Team:YiYe-China/Model

Model and Dry Lab

The idea of this project is to construct riboregulatory that would regulate fluorescence protein expression based on trigger concentration as a mean of visually presenting differences in methylation degree. The motifs of this model include extraction of human DNA sample from fecal samples, capturing degree of methylation into the DNA sequence through bisulfite conversion, amplification of T7-trigger sequence using strand-specific PCR, and cell-free system expression of both trigger and toehold construct.

Figure 1. Overview of reactions

Model construction and dry lab are crucial to understanding the behavior of the constructs. Dry lab produces results that might be costly in wet labs and enables prediction of outcomes under different sets of conditions.

Thermodynamics Model

As an inseparable part of modeling switch, thermodynamical simulation and analysis were performed on the toehold and trigger designed. The secondary structure prediction of both sequences was performed on NuPack (NUPACK: Nucleic Acid Package). The RNA-RNA interaction prediction was performed on ViennaWebServer (ViennaRNA Web Services (univie.ac.at))[3][4] using RNAup and the Andronescu model, 2007, with the probability of being unpaired in hairpin loops included. The two RNA binds favorably, ranging from positions 1 to 30 in the longer sequence and from positions 4 to 33 in the short sequence.

Figure 2. Left: secondary structure of trigger RNA. Right: secondary structure of toehold-mcherry construct.

Table 1. Results of interaction prediction.

The equilibrium constant Ka can be deduced from the total free energy of binding.

∆G= -RTln(K) (1)
K= exp⁡((-∆G)/RT) (2)

The equilibrium constant will be crucial for the mathematical model of the cell-free system.

Mathematical Model

In order to explore the difference mCherry expression level in response to a gradient of methylation level, mathematical modeling was performed and computed using Python. The input, also the independent variable, is identified to be methylation degree, which is designated as m. The final output and dependent variable would be mcherry concentration. Ideally fluorescence level should be set as the final output. However, there is not an adequate and generalized scale for concentration-dependent fluorescence scale, while scaling of fluorescence level could potentially be engineered in future projects.

Figure 3. Illustration of the goal of modelling.

The model was constructed based on the major reactions, which are distinguished by their differences in reaction environment. It is assumed that residue from previous reactions should be absent and these four reactions do not affect each other in terms of the environment of reaction. Hence, the four reactions are modelled separately. This model in general assumes no loss due to experimental processes. The model aims to explore the responses to input in linear gradients, so the modeling of reactions before the cell-free system steps are conceptualized in a linear fashion for simplicity.

Extraction of Human DNA

The human DNA content is denoted by [S] in this model. Based on literature, there is not an agreed value on how much in average will human DNA content be extracted from fecal samples. In contrast, the average value varies for control group and CRC patients (controls: 0.46 ng/µl, CRC: 15.05 ng/µl) [1]. The human DNA content may not be a constant in the first place, but for the sake of generalized modeling, 1 ng/ul is taken as the value of the parameter.

** What this exercise asks **
1. In the Model and Dry Lab text, what value is used for human DNA content in the model?
2. Pick up the Model and Dry Lab text after its last sentence and keep writing it.
The records aren't needed for this work.

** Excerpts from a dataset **

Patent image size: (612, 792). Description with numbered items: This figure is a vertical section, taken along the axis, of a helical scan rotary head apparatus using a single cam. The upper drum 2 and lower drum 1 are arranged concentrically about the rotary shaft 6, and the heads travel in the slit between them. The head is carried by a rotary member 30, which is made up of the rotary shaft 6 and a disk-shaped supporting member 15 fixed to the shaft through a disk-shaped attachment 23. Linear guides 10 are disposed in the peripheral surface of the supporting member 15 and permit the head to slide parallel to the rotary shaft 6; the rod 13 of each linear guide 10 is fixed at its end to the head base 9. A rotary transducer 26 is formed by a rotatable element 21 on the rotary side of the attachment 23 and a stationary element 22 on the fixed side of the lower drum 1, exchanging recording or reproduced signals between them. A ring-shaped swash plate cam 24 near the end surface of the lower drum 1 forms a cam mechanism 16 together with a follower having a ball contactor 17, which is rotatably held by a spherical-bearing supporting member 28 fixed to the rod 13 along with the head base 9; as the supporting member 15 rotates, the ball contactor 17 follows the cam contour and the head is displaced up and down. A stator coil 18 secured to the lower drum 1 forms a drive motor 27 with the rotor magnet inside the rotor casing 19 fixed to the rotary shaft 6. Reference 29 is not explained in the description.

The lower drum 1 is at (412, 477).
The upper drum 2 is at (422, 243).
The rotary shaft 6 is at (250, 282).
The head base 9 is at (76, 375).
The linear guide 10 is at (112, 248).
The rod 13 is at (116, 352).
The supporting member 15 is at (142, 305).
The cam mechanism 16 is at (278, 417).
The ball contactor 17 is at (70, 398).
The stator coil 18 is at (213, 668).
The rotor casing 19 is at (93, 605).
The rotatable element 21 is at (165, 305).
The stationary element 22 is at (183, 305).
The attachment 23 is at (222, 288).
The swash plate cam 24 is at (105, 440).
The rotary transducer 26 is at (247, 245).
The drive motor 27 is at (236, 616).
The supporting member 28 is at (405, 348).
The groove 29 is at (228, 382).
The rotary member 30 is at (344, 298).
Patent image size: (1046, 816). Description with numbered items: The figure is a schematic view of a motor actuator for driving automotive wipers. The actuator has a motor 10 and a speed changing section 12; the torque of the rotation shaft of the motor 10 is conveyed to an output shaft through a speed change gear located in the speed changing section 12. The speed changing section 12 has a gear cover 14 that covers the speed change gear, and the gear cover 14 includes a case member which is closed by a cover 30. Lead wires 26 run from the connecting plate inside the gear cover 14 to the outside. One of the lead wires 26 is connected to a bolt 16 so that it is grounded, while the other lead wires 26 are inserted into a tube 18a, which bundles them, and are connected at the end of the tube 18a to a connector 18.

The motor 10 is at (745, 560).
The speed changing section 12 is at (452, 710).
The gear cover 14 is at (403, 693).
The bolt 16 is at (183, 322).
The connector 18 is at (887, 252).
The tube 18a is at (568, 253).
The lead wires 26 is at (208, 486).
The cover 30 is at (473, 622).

** Answer section **
1. 1 ng/ul

2.
Bisulfite conversion

Bisulfite conversion is itself a process equivalent to translation in terms of converting one form of information to another. Since the process is basically a 1-to-1 conversion, there is no loss or gain with quantitative significance. However, for the sake of PCR amplification modeling, the template sequence availability must be calculated.

Figure 4. Written notes on the fraction.

Only a part of the human DNA content is TFPI2 DNA, while not every part of TFPI2 can be methylated (or unlikely to be methylated). The design of trigger sequence and the toehold also considers that there are regions methylated on a more concentrated and frequent basis across CRC cases. Both dilution of the actual template concentration is considered by introducing two constants, prop_D and prop_M, where prop_D is the proportion of human DNA that is TFPI2 and prop_M is the proportion of TFPI2 sequence can be highly methylated. Both constants can be adjusted for dry lab. The model assumes that degree of methylation is directly proportional to the number of available templates.

[Tem]=[S]*prop_D*prop_M*m (3)

PCR

For the sake of simplification, several assumptions are made.
1) Asynchronous DNA replication from original DNA strands due to potential overlapping of primer-matching regions are neglected at this point. i.e. Replications of all available templates are considered to be synchronous and only initiated during cycle 1. Cycle 2 through 40 will not produce new strands from the original sequences.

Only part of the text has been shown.